### Directions
Reply with one number: the count of lines in the listing that contain the string "ylabel".

* Start *

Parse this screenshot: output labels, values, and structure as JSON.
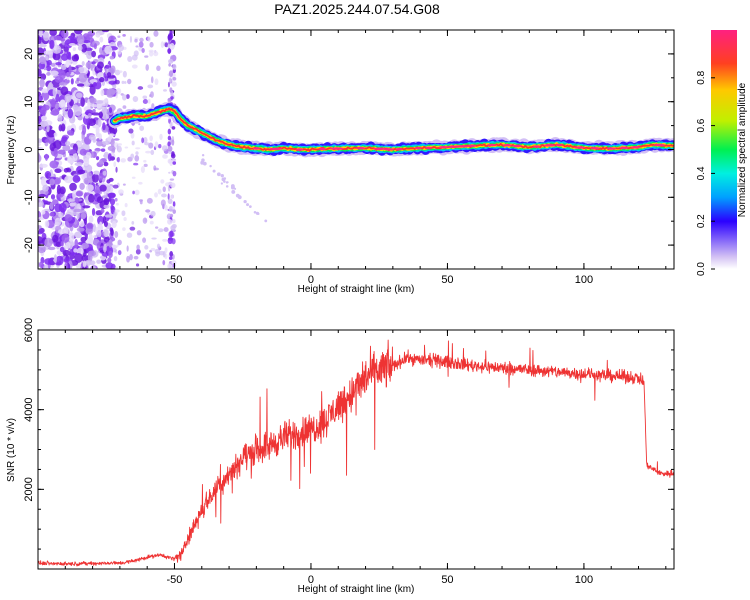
{
  "title": "PAZ1.2025.244.07.54.G08",
  "colors": {
    "signal": "#ee3333",
    "scatter": "#8a33ee",
    "scatter_dark": "#6a1fcf",
    "axes": "#000000"
  },
  "chart_data": [
    {
      "type": "heatmap",
      "title": "",
      "xlabel": "Height of straight line (km)",
      "ylabel": "Frequency (Hz)",
      "xlim": [
        -100,
        133
      ],
      "ylim": [
        -25,
        25
      ],
      "xticks": [
        -50,
        0,
        50,
        100
      ],
      "yticks": [
        -20,
        -10,
        0,
        10,
        20
      ],
      "ridge": {
        "x": [
          -72,
          -70,
          -65,
          -60,
          -55,
          -52,
          -50,
          -48,
          -45,
          -40,
          -35,
          -30,
          -25,
          -20,
          -15,
          -10,
          -5,
          0,
          10,
          20,
          30,
          40,
          50,
          60,
          70,
          80,
          90,
          100,
          110,
          120,
          125,
          133
        ],
        "y": [
          6,
          6.5,
          7,
          7,
          8,
          8.5,
          8,
          6.5,
          5,
          3.5,
          2,
          1,
          0.5,
          0.2,
          0,
          0.3,
          0,
          0,
          0.2,
          0.3,
          0,
          0.3,
          0.5,
          0.8,
          1,
          0.5,
          1,
          0.3,
          0.2,
          0.5,
          1,
          0.8
        ]
      },
      "colorbar": {
        "label": "Normalized spectral amplitude",
        "range": [
          0,
          1
        ],
        "ticks": [
          "0.0",
          "0.2",
          "0.4",
          "0.6",
          "0.8"
        ],
        "tick_values": [
          0,
          0.2,
          0.4,
          0.6,
          0.8
        ]
      }
    },
    {
      "type": "line",
      "title": "",
      "xlabel": "Height of straight line (km)",
      "ylabel": "SNR (10 * v/v)",
      "xlim": [
        -100,
        133
      ],
      "ylim": [
        0,
        6000
      ],
      "xticks": [
        -50,
        0,
        50,
        100
      ],
      "yticks": [
        2000,
        4000,
        6000
      ],
      "envelope": {
        "x": [
          -100,
          -90,
          -80,
          -70,
          -65,
          -60,
          -55,
          -50,
          -47,
          -45,
          -40,
          -35,
          -30,
          -25,
          -20,
          -15,
          -10,
          -5,
          0,
          5,
          10,
          15,
          20,
          25,
          30,
          35,
          40,
          50,
          60,
          70,
          80,
          90,
          100,
          110,
          120,
          122,
          123,
          128,
          133
        ],
        "y": [
          150,
          130,
          140,
          150,
          200,
          300,
          350,
          250,
          400,
          800,
          1500,
          2000,
          2400,
          2800,
          3000,
          3100,
          3300,
          3400,
          3500,
          3700,
          4100,
          4400,
          4800,
          5000,
          5100,
          5300,
          5250,
          5200,
          5100,
          5050,
          5000,
          4950,
          4900,
          4850,
          4800,
          4700,
          2600,
          2400,
          2400
        ]
      }
    }
  ]
}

* End *

### Response to this exercise
2